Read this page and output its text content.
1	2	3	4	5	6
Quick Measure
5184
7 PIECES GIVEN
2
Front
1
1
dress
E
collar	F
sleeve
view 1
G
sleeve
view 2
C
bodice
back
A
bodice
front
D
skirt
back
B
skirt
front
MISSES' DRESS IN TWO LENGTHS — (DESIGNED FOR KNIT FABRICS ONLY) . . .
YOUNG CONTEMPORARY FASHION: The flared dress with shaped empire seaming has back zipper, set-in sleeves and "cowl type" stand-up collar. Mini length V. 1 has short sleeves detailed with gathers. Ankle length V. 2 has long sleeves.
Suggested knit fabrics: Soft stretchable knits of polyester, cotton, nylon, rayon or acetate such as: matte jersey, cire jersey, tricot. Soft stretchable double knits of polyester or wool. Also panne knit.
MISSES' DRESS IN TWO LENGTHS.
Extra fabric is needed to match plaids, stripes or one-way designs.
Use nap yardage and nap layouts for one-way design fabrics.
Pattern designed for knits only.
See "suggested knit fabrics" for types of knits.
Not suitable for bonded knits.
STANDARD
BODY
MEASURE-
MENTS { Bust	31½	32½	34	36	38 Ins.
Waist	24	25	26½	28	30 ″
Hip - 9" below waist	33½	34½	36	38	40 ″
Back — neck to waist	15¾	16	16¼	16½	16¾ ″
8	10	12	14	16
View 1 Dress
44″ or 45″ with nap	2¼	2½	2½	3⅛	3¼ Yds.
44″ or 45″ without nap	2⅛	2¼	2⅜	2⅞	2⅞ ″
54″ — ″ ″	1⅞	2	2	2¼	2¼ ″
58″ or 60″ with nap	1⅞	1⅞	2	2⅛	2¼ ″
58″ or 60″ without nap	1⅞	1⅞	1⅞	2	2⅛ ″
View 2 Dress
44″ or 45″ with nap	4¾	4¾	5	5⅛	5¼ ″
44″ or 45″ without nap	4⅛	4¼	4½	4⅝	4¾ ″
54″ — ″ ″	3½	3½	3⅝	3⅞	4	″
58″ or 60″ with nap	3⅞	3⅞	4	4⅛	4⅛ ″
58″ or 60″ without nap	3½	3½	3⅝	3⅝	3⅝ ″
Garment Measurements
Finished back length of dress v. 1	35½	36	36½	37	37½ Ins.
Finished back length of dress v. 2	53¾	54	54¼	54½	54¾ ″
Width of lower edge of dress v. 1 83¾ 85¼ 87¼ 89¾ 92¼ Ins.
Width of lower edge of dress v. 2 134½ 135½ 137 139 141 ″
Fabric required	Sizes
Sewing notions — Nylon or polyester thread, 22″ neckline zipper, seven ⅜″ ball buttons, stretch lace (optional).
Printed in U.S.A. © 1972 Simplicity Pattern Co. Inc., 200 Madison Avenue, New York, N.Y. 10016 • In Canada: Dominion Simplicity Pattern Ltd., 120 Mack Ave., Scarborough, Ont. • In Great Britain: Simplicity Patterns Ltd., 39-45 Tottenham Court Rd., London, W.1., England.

○ ○ ○

__WHAT THE TASK ASKS__
Go through the records and pull out each line that includes the word "collar".

__EXERCISE OUTPUT__
collar	F
YOUNG CONTEMPORARY FASHION: The flared dress with shaped empire seaming has back zipper, set-in sleeves and "cowl type" stand-up collar. Mini length V. 1 has short sleeves detailed with gathers. Ankle length V. 2 has long sleeves.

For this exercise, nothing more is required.